* The task: Take every line from the listing below that contains "perthppe".

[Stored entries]
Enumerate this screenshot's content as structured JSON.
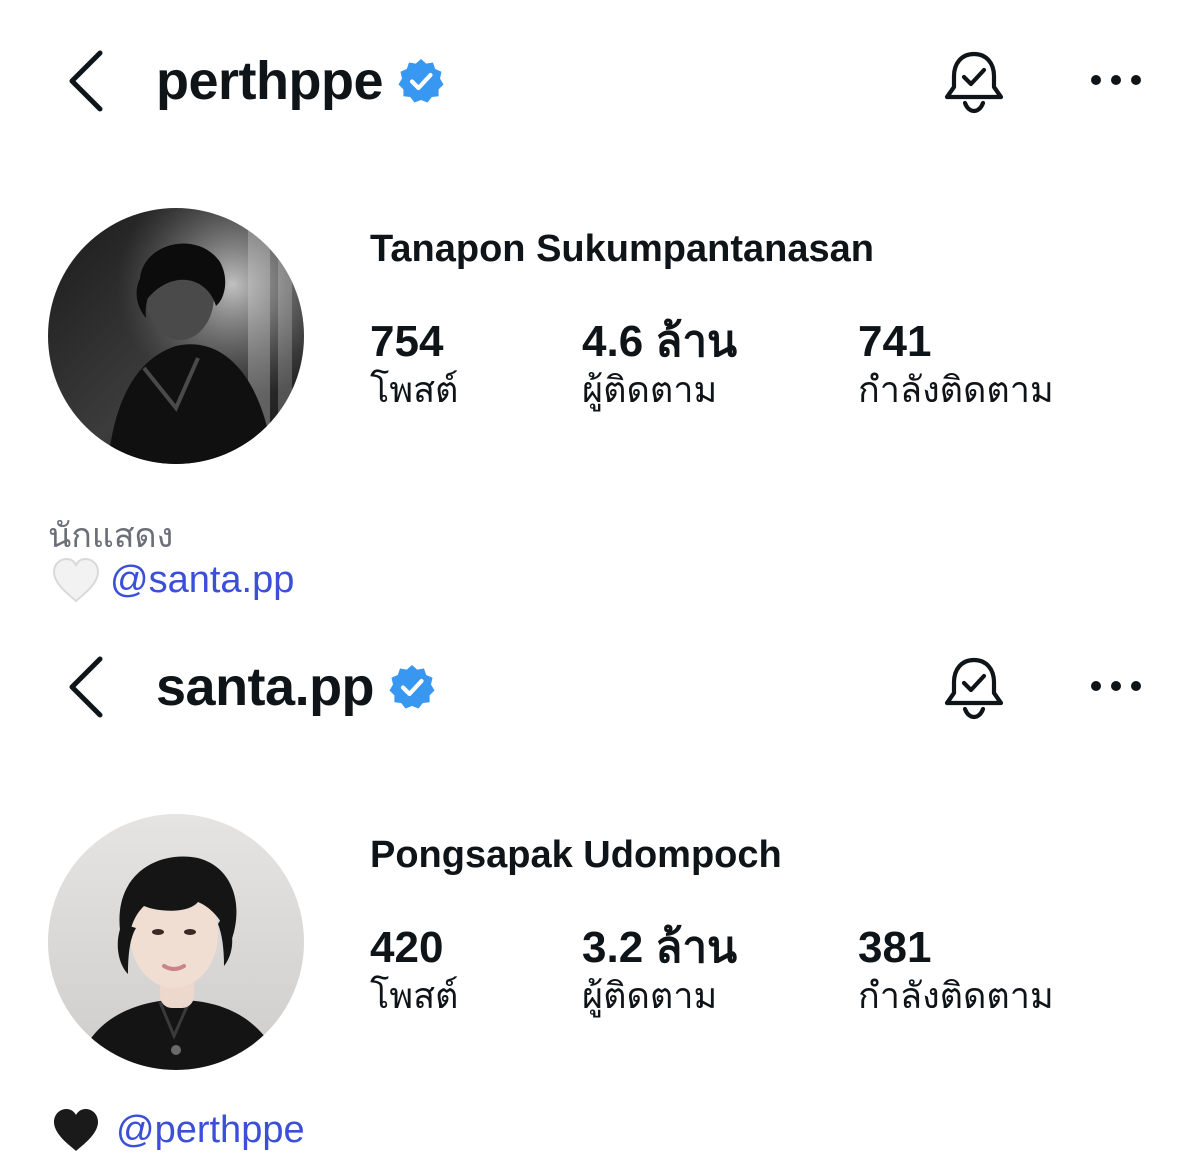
{
  "profiles": [
    {
      "username": "perthppe",
      "verified": true,
      "full_name": "Tanapon Sukumpantanasan",
      "stats": {
        "posts": {
          "value": "754",
          "label": "โพสต์"
        },
        "followers": {
          "value": "4.6 ล้าน",
          "label": "ผู้ติดตาม"
        },
        "following": {
          "value": "741",
          "label": "กำลังติดตาม"
        }
      },
      "bio": "นักแสดง",
      "mention": {
        "heart": "white-heart-icon",
        "handle": "@santa.pp"
      }
    },
    {
      "username": "santa.pp",
      "verified": true,
      "full_name": "Pongsapak Udompoch",
      "stats": {
        "posts": {
          "value": "420",
          "label": "โพสต์"
        },
        "followers": {
          "value": "3.2 ล้าน",
          "label": "ผู้ติดตาม"
        },
        "following": {
          "value": "381",
          "label": "กำลังติดตาม"
        }
      },
      "mention": {
        "heart": "black-heart-icon",
        "handle": "@perthppe"
      }
    }
  ],
  "icons": {
    "back": "chevron-left-icon",
    "verified": "verified-badge-icon",
    "notifications": "bell-check-icon",
    "more": "more-horizontal-icon"
  },
  "colors": {
    "verified_blue": "#3897f0",
    "link_blue": "#3b4fd9",
    "text_primary": "#0f1419",
    "text_secondary": "#6b7078"
  }
}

* Right answer:
      "username": "perthppe",
        "handle": "@perthppe"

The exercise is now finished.